[Set exercise]
Copy out each line exactly as it appears.

[Stored entries]
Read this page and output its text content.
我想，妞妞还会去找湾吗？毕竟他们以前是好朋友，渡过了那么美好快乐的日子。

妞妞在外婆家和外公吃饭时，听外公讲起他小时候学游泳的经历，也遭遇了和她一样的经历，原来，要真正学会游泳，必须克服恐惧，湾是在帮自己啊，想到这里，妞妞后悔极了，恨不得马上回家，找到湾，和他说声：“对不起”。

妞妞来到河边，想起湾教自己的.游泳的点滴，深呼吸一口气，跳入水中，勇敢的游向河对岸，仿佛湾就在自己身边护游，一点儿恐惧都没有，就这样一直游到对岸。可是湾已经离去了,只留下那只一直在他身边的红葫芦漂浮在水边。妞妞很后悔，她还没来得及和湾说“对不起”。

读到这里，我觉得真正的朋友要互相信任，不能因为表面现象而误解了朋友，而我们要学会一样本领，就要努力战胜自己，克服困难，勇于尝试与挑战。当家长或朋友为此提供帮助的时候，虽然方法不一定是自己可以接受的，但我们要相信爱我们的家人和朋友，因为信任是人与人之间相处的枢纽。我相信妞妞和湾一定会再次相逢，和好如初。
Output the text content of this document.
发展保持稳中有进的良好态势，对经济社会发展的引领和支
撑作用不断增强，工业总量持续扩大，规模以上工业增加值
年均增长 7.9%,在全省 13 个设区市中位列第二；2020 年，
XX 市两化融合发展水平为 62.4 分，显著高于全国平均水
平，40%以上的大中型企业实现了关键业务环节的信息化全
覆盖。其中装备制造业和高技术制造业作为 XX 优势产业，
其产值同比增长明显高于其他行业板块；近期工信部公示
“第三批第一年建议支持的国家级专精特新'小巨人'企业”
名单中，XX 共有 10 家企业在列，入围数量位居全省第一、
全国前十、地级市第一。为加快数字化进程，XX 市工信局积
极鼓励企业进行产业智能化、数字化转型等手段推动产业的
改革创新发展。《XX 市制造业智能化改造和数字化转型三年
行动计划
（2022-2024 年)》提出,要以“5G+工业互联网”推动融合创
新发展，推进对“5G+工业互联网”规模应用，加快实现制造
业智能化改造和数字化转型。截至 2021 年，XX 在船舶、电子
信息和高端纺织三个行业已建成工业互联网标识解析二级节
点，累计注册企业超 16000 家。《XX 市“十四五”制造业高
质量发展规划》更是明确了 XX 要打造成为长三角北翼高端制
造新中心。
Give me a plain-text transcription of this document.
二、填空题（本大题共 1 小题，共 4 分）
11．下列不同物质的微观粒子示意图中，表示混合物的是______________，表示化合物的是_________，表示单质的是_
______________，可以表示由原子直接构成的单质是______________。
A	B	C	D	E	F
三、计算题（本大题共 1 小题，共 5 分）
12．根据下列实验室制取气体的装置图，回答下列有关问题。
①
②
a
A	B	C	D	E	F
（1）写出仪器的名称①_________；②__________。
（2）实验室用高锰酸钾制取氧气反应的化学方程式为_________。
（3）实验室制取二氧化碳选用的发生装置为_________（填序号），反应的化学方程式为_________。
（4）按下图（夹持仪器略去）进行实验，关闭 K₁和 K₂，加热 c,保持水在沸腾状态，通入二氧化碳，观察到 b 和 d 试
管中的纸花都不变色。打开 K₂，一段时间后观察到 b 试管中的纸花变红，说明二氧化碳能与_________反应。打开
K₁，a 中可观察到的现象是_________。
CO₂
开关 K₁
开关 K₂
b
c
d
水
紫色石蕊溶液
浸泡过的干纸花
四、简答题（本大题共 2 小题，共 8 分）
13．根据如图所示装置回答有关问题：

[Response below]
Read this page and output its text content.
我想，妞妞还会去找湾吗？毕竟他们以前是好朋友，渡过了那么美好快乐的日子。

妞妞在外婆家和外公吃饭时，听外公讲起他小时候学游泳的经历，也遭遇了和她一样的经历，原来，要真正学会游泳，必须克服恐惧，湾是在帮自己啊，想到这里，妞妞后悔极了，恨不得马上回家，找到湾，和他说声：“对不起”。

妞妞来到河边，想起湾教自己的.游泳的点滴，深呼吸一口气，跳入水中，勇敢的游向河对岸，仿佛湾就在自己身边护游，一点儿恐惧都没有，就这样一直游到对岸。可是湾已经离去了,只留下那只一直在他身边的红葫芦漂浮在水边。妞妞很后悔，她还没来得及和湾说“对不起”。

读到这里，我觉得真正的朋友要互相信任，不能因为表面现象而误解了朋友，而我们要学会一样本领，就要努力战胜自己，克服困难，勇于尝试与挑战。当家长或朋友为此提供帮助的时候，虽然方法不一定是自己可以接受的，但我们要相信爱我们的家人和朋友，因为信任是人与人之间相处的枢纽。我相信妞妞和湾一定会再次相逢，和好如初。
Output the text content of this document.
发展保持稳中有进的良好态势，对经济社会发展的引领和支
撑作用不断增强，工业总量持续扩大，规模以上工业增加值
年均增长 7.9%,在全省 13 个设区市中位列第二；2020 年，
XX 市两化融合发展水平为 62.4 分，显著高于全国平均水
平，40%以上的大中型企业实现了关键业务环节的信息化全
覆盖。其中装备制造业和高技术制造业作为 XX 优势产业，
其产值同比增长明显高于其他行业板块；近期工信部公示
“第三批第一年建议支持的国家级专精特新'小巨人'企业”
名单中，XX 共有 10 家企业在列，入围数量位居全省第一、
全国前十、地级市第一。为加快数字化进程，XX 市工信局积
极鼓励企业进行产业智能化、数字化转型等手段推动产业的
改革创新发展。《XX 市制造业智能化改造和数字化转型三年
行动计划
（2022-2024 年)》提出,要以“5G+工业互联网”推动融合创
新发展，推进对“5G+工业互联网”规模应用，加快实现制造
业智能化改造和数字化转型。截至 2021 年，XX 在船舶、电子
信息和高端纺织三个行业已建成工业互联网标识解析二级节
点，累计注册企业超 16000 家。《XX 市“十四五”制造业高
质量发展规划》更是明确了 XX 要打造成为长三角北翼高端制
造新中心。
Give me a plain-text transcription of this document.
二、填空题（本大题共 1 小题，共 4 分）
11．下列不同物质的微观粒子示意图中，表示混合物的是______________，表示化合物的是_________，表示单质的是_
______________，可以表示由原子直接构成的单质是______________。
A	B	C	D	E	F
三、计算题（本大题共 1 小题，共 5 分）
12．根据下列实验室制取气体的装置图，回答下列有关问题。
①
②
a
A	B	C	D	E	F
（1）写出仪器的名称①_________；②__________。
（2）实验室用高锰酸钾制取氧气反应的化学方程式为_________。
（3）实验室制取二氧化碳选用的发生装置为_________（填序号），反应的化学方程式为_________。
（4）按下图（夹持仪器略去）进行实验，关闭 K₁和 K₂，加热 c,保持水在沸腾状态，通入二氧化碳，观察到 b 和 d 试
管中的纸花都不变色。打开 K₂，一段时间后观察到 b 试管中的纸花变红，说明二氧化碳能与_________反应。打开
K₁，a 中可观察到的现象是_________。
CO₂
开关 K₁
开关 K₂
b
c
d
水
紫色石蕊溶液
浸泡过的干纸花
四、简答题（本大题共 2 小题，共 8 分）
13．根据如图所示装置回答有关问题：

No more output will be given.